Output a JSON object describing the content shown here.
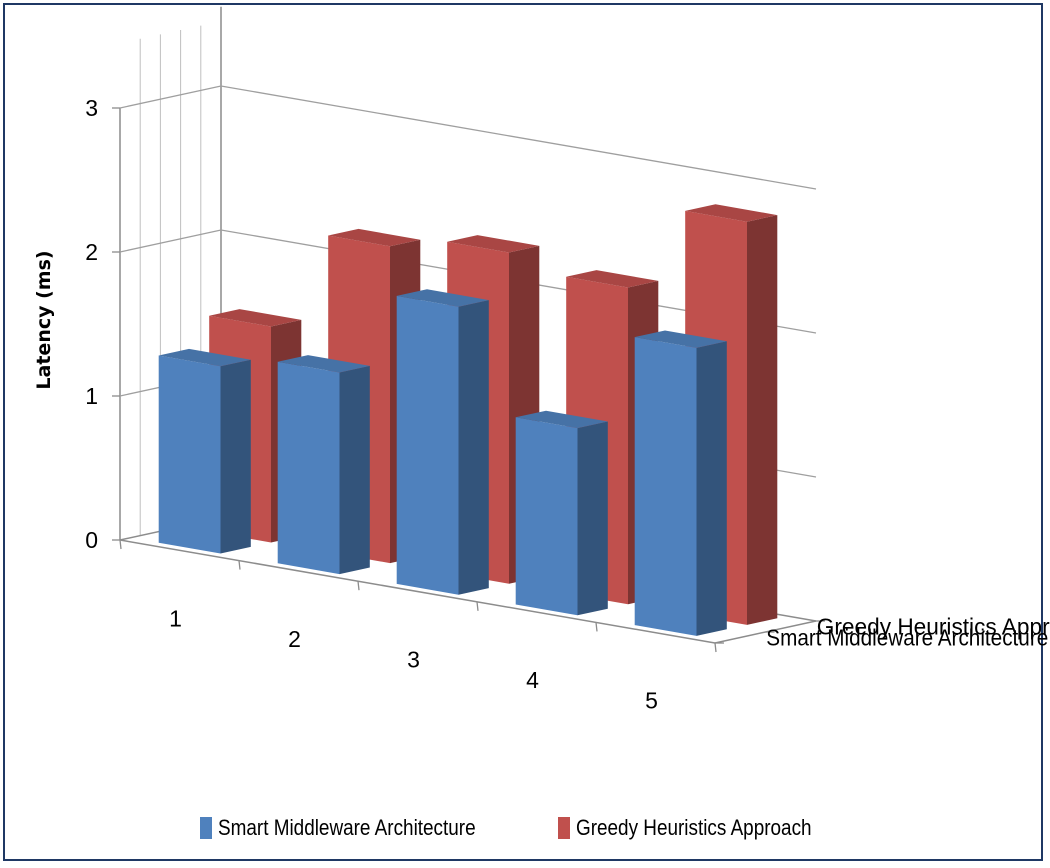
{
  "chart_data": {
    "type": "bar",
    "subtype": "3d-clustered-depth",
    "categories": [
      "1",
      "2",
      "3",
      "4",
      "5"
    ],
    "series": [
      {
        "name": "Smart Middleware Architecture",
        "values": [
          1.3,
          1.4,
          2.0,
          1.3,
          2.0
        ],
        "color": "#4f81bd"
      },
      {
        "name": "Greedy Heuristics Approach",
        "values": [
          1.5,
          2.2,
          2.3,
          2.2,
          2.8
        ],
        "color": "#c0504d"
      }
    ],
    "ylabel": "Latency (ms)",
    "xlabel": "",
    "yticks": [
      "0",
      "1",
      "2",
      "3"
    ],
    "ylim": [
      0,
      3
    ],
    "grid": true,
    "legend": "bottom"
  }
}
* * *
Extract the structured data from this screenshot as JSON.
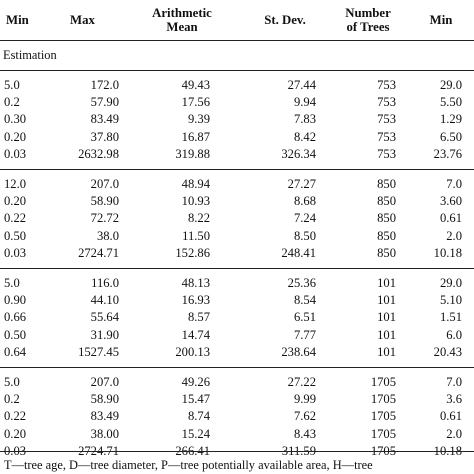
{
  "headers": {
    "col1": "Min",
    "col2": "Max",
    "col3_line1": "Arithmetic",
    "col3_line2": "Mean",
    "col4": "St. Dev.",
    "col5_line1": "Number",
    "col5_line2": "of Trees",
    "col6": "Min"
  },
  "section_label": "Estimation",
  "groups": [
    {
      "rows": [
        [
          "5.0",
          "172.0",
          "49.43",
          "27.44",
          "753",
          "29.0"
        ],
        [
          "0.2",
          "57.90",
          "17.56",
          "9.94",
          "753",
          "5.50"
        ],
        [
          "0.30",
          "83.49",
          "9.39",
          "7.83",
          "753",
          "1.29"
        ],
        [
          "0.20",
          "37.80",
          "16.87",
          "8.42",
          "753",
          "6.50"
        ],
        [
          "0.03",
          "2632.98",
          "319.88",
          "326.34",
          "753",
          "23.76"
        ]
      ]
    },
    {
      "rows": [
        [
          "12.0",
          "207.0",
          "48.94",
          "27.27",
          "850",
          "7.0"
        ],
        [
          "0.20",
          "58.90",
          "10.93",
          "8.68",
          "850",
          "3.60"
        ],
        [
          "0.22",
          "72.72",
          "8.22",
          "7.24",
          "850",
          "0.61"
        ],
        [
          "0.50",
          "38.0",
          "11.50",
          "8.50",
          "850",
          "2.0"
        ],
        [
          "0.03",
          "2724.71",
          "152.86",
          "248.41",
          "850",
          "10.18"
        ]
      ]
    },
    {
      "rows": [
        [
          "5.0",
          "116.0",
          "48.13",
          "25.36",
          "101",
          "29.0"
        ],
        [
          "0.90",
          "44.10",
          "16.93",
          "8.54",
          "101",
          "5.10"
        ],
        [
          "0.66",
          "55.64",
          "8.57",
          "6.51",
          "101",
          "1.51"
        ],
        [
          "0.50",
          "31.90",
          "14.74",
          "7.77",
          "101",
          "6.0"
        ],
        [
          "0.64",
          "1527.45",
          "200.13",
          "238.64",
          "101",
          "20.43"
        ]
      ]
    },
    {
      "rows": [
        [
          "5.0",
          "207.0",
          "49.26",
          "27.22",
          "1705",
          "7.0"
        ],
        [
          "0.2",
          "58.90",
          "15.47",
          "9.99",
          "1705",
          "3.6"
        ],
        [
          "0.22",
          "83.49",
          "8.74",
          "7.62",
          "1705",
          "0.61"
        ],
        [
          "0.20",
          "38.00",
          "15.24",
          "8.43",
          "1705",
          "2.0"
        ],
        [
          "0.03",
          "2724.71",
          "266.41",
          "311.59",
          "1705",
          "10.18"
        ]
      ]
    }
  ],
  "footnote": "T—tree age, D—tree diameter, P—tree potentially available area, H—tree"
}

> **WORK REQUIRED**: Identify every line above that includes the word "JSON", and show those lines.

> **RESULT OF THIS EXERCISE**:
Output a JSON object describing the content shown here.
Extract the structured data from this screenshot as JSON.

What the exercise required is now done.